## [WRITTEN EXERCISE]
Find every line in the records below that holds the word "name", and copy it out.

## [DATA IN THIS EXERCISE]

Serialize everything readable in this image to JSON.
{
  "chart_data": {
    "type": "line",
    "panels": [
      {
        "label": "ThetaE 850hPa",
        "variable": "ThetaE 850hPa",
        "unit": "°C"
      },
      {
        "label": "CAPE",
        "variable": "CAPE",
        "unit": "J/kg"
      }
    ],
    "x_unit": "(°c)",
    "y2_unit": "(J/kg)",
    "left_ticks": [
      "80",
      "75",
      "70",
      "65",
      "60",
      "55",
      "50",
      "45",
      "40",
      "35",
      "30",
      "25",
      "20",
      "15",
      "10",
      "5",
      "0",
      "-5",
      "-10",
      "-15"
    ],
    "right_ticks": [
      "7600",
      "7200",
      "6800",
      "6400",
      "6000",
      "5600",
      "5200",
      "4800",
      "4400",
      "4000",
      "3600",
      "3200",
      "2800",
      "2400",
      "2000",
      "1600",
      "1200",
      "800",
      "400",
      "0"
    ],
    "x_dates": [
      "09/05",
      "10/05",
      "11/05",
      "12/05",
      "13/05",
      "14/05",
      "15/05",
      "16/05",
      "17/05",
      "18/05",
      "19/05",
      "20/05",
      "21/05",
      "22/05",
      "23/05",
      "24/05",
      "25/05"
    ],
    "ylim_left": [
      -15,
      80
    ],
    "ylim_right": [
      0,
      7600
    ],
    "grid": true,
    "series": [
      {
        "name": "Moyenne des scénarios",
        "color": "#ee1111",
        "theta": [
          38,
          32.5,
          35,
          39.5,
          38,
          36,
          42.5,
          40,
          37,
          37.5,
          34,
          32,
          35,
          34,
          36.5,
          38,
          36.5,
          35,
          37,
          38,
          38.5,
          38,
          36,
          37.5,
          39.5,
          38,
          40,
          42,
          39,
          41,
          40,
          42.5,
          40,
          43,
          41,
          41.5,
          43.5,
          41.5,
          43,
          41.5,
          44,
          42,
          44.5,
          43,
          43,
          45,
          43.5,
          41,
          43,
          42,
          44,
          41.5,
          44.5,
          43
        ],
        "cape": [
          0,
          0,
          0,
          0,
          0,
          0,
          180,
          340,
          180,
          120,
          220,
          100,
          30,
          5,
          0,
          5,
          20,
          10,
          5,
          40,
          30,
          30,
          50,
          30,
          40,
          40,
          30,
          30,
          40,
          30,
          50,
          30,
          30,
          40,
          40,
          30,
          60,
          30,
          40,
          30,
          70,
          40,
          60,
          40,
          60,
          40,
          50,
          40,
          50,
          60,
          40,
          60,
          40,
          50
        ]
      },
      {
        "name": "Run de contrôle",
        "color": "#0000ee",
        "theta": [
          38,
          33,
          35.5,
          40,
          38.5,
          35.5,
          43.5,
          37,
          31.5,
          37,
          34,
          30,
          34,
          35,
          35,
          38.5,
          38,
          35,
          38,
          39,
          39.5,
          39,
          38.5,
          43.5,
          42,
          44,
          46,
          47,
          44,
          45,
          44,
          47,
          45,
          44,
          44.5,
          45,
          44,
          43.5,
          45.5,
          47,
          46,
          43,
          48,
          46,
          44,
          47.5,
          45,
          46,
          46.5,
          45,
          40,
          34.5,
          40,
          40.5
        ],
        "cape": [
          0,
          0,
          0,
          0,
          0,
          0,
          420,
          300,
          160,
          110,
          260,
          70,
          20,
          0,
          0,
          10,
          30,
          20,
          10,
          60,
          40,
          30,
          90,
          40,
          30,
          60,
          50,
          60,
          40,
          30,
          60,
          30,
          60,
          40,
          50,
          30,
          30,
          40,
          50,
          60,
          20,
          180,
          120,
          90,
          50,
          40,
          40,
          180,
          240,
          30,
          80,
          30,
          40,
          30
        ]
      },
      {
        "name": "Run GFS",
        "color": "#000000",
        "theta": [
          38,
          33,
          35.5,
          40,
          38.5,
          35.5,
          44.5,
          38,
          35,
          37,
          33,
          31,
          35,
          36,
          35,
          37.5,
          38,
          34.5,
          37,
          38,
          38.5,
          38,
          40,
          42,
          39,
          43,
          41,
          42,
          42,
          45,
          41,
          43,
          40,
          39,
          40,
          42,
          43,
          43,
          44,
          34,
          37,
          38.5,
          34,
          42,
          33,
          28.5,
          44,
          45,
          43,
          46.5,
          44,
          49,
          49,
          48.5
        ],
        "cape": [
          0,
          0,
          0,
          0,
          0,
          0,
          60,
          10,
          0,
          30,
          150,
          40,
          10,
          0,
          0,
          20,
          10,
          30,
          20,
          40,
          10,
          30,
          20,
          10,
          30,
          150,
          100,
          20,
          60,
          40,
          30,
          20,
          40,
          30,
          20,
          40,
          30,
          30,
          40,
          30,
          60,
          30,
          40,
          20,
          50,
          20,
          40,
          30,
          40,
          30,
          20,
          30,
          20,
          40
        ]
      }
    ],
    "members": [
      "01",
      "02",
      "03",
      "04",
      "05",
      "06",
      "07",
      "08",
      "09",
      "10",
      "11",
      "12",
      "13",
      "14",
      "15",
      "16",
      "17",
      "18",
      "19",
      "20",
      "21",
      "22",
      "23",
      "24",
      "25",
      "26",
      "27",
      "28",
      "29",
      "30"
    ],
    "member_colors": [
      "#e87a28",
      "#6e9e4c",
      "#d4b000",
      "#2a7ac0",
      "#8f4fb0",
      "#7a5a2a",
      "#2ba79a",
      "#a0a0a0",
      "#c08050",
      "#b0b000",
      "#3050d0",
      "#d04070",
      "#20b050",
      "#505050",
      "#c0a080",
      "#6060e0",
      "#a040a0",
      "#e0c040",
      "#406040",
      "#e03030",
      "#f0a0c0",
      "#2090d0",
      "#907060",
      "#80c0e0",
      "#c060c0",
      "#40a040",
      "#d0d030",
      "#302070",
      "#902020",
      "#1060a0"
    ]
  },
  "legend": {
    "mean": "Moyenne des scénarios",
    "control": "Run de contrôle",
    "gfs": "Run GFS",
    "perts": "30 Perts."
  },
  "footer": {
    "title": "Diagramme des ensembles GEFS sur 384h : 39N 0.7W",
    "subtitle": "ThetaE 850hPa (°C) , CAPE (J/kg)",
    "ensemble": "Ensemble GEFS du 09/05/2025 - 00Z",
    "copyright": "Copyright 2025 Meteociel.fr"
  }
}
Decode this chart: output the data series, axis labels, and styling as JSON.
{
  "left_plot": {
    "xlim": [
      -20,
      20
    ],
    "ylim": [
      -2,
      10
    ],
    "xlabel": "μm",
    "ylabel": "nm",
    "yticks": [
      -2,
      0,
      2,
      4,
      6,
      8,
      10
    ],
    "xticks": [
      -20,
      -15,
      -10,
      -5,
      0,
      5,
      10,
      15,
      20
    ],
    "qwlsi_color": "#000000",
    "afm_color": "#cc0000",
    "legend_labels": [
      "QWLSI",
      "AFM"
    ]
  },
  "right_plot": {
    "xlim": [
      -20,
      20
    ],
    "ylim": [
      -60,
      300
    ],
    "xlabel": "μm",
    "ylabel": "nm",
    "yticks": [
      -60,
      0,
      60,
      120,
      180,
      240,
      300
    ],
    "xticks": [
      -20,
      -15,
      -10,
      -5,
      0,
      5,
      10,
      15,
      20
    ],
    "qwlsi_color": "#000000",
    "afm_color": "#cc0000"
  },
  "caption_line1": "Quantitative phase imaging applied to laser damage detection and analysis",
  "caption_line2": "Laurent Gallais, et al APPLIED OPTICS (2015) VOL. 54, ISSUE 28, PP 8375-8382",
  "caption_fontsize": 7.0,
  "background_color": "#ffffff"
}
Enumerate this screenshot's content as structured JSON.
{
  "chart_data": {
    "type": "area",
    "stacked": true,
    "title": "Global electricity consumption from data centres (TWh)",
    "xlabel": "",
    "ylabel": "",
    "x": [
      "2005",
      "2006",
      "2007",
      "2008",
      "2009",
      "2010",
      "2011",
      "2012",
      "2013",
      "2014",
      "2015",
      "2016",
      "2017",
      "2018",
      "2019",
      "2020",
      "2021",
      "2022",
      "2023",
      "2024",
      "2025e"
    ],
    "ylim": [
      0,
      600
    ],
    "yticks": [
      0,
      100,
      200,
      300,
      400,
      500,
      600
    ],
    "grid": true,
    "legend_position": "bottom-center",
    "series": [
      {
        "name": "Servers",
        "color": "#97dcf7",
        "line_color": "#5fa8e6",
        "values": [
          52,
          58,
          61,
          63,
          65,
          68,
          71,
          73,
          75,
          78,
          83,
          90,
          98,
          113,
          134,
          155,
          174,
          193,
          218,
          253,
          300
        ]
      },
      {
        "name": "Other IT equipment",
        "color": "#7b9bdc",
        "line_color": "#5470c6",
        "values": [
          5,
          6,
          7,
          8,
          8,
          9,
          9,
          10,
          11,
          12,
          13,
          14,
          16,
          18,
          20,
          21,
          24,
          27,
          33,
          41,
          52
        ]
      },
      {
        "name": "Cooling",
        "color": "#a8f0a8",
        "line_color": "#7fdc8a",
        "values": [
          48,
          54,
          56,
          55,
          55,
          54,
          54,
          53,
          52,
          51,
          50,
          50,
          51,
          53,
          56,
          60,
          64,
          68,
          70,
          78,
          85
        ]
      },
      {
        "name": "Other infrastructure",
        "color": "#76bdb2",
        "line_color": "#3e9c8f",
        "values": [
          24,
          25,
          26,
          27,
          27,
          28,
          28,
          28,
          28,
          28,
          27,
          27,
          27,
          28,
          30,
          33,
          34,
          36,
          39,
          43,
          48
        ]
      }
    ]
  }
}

## [SOLUTION]
        "name": "Moyenne des scénarios",
        "name": "Run de contrôle",
        "name": "Run GFS",
        "name": "Servers",
        "name": "Other IT equipment",
        "name": "Cooling",
        "name": "Other infrastructure",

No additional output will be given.